Exercise prompt: In the copy, keep every record exact and leave out all images.

(Data records)

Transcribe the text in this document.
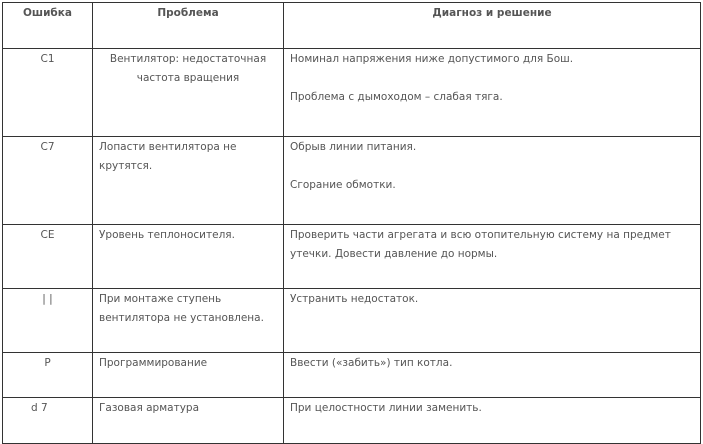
Ошибка	Проблема	Диагноз и решение
C1	Вентилятор: недостаточная частота вращения	Номинал напряжения ниже допустимого для Бош.
Проблема с дымоходом – слабая тяга.

C7	Лопасти вентилятора не крутятся.	Обрыв линии питания.
Сгорание обмотки.

CE	Уровень теплоносителя.	Проверить части агрегата и всю отопительную систему на предмет утечки. Довести давление до нормы.

| |	При монтаже ступень вентилятора не установлена.	Устранить недостаток.

P	Программирование	Ввести («забить») тип котла.

d 7	Газовая арматура	При целостности линии заменить.
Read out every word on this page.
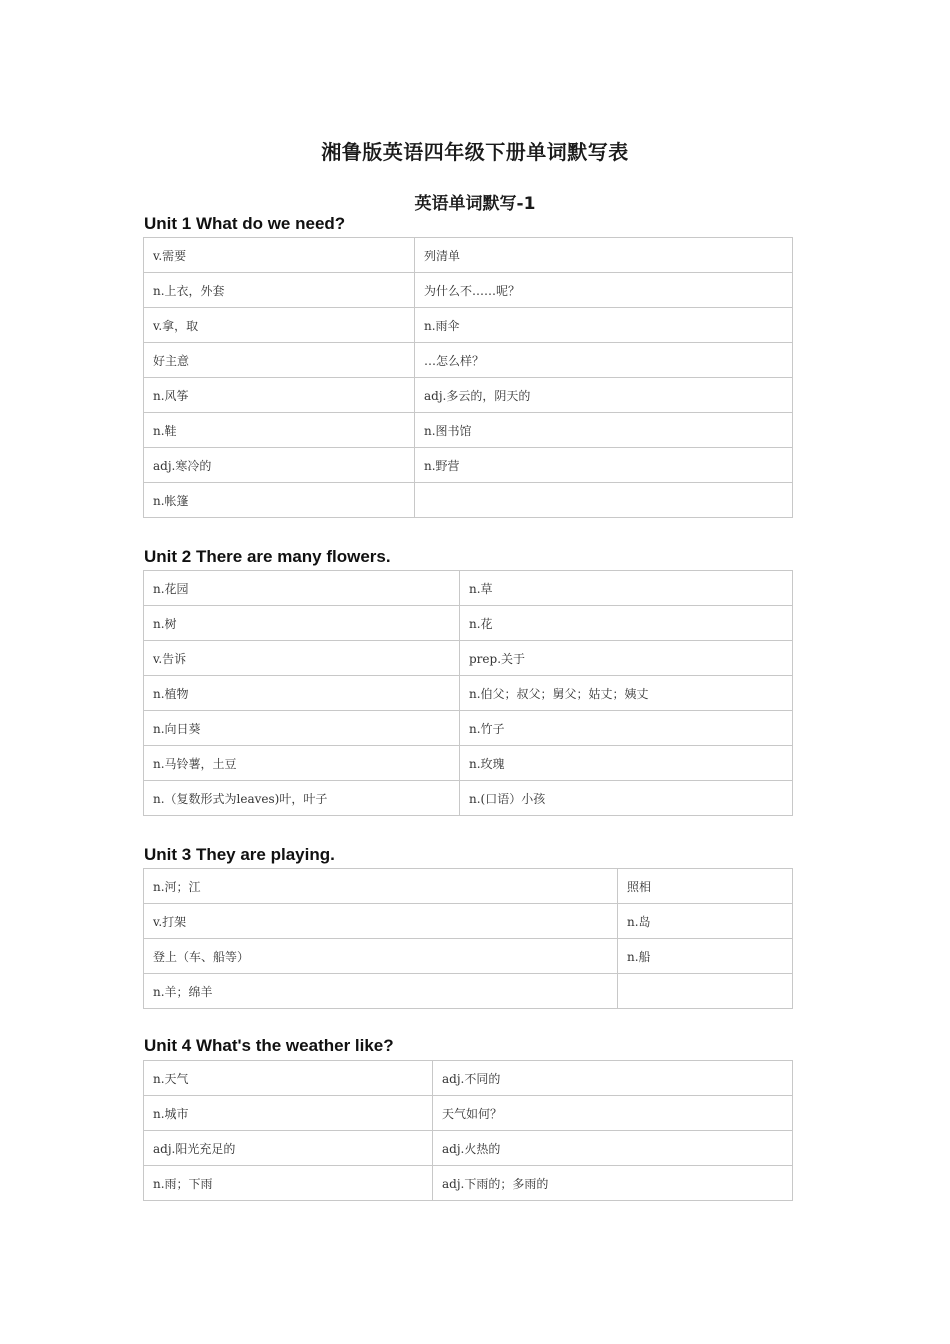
湘鲁版英语四年级下册单词默写表
英语单词默写-1
Unit 1 What do we need?
v.需要	列清单
n.上衣，外套	为什么不……呢？
v.拿，取	n.雨伞
好主意	…怎么样？
n.风筝	adj.多云的，阴天的
n.鞋	n.图书馆
adj.寒冷的	n.野营
n.帐篷	
Unit 2 There are many flowers.
n.花园	n.草
n.树	n.花
v.告诉	prep.关于
n.植物	n.伯父；叔父；舅父；姑丈；姨丈
n.向日葵	n.竹子
n.马铃薯，土豆	n.玫瑰
n.（复数形式为leaves)叶，叶子	n.(口语）小孩
Unit 3 They are playing.
n.河；江	照相
v.打架	n.岛
登上（车、船等）	n.船
n.羊；绵羊	
Unit 4 What's the weather like?
n.天气	adj.不同的
n.城市	天气如何？
adj.阳光充足的	adj.火热的
n.雨；下雨	adj.下雨的；多雨的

Complete response:
Transcribe the text in this document.
Ошибка	Проблема	Диагноз и решение
C1	Вентилятор: недостаточная частота вращения	Номинал напряжения ниже допустимого для Бош.
Проблема с дымоходом – слабая тяга.

C7	Лопасти вентилятора не крутятся.	Обрыв линии питания.
Сгорание обмотки.

CE	Уровень теплоносителя.	Проверить части агрегата и всю отопительную систему на предмет утечки. Довести давление до нормы.

| |	При монтаже ступень вентилятора не установлена.	Устранить недостаток.

P	Программирование	Ввести («забить») тип котла.

d 7	Газовая арматура	При целостности линии заменить.
Read out every word on this page.
湘鲁版英语四年级下册单词默写表
英语单词默写-1
Unit 1 What do we need?
v.需要	列清单
n.上衣，外套	为什么不……呢？
v.拿，取	n.雨伞
好主意	…怎么样？
n.风筝	adj.多云的，阴天的
n.鞋	n.图书馆
adj.寒冷的	n.野营
n.帐篷	
Unit 2 There are many flowers.
n.花园	n.草
n.树	n.花
v.告诉	prep.关于
n.植物	n.伯父；叔父；舅父；姑丈；姨丈
n.向日葵	n.竹子
n.马铃薯，土豆	n.玫瑰
n.（复数形式为leaves)叶，叶子	n.(口语）小孩
Unit 3 They are playing.
n.河；江	照相
v.打架	n.岛
登上（车、船等）	n.船
n.羊；绵羊	
Unit 4 What's the weather like?
n.天气	adj.不同的
n.城市	天气如何？
adj.阳光充足的	adj.火热的
n.雨；下雨	adj.下雨的；多雨的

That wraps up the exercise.